_REQUIRED TASK:_ Locate every line below that contains the word "this" and copy it.

Extracted data entries
• • • • • • •

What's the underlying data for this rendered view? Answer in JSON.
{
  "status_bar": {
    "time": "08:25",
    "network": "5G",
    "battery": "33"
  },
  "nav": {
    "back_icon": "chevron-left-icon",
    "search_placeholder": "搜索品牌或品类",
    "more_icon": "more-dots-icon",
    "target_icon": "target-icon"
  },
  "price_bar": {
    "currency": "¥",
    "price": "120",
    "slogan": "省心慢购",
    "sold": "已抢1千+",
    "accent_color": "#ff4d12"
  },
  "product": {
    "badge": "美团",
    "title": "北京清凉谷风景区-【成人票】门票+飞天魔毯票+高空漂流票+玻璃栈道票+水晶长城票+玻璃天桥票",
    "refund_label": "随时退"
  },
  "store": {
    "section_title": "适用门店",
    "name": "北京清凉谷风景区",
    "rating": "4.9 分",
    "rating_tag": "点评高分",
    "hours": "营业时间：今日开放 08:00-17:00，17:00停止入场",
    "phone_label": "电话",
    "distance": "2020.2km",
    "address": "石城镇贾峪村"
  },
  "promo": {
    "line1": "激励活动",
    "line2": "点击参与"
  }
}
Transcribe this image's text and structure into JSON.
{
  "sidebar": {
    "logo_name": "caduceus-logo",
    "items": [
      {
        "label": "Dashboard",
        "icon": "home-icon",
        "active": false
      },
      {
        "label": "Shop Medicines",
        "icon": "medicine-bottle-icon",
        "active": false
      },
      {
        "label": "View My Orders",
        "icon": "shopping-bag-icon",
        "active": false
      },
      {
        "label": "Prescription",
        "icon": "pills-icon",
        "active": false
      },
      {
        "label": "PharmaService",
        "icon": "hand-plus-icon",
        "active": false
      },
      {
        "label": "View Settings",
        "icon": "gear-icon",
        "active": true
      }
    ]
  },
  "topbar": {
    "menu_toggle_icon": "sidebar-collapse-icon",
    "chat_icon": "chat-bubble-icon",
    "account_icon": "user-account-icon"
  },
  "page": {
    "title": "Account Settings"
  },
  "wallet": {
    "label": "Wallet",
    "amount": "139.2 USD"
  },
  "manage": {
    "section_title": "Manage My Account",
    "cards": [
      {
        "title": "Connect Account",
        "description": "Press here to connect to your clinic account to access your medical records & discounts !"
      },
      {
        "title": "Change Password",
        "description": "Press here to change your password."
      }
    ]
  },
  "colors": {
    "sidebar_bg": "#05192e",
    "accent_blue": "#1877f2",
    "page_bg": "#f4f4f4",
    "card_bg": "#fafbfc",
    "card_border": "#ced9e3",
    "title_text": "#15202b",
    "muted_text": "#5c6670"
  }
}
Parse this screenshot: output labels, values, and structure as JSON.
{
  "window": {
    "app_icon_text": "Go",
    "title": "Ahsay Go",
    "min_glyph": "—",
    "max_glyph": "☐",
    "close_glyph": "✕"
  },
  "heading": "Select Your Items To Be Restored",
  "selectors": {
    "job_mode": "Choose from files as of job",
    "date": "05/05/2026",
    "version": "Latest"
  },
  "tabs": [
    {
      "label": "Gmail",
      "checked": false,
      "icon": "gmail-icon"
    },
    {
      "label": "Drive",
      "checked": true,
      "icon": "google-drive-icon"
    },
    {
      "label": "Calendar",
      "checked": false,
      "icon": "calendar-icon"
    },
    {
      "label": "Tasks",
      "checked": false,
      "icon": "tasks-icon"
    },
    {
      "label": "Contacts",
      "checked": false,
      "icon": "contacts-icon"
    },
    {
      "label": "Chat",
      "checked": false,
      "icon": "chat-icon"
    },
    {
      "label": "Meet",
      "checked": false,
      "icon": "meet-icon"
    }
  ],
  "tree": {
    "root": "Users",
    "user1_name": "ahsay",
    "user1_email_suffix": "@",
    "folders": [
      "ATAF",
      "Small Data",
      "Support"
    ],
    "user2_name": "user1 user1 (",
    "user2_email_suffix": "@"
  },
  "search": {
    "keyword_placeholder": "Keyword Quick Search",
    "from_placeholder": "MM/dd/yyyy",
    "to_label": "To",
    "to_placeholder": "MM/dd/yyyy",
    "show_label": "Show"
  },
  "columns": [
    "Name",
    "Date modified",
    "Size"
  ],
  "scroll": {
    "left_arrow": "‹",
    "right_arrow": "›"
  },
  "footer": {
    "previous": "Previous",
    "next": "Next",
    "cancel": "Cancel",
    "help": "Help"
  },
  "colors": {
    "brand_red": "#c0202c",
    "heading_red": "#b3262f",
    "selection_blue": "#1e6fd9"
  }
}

• • • • • • •

_OUTPUT:_
What's the underlying data for this rendered view? Answer in JSON.
Transcribe this image's text and structure into JSON.
Parse this screenshot: output labels, values, and structure as JSON.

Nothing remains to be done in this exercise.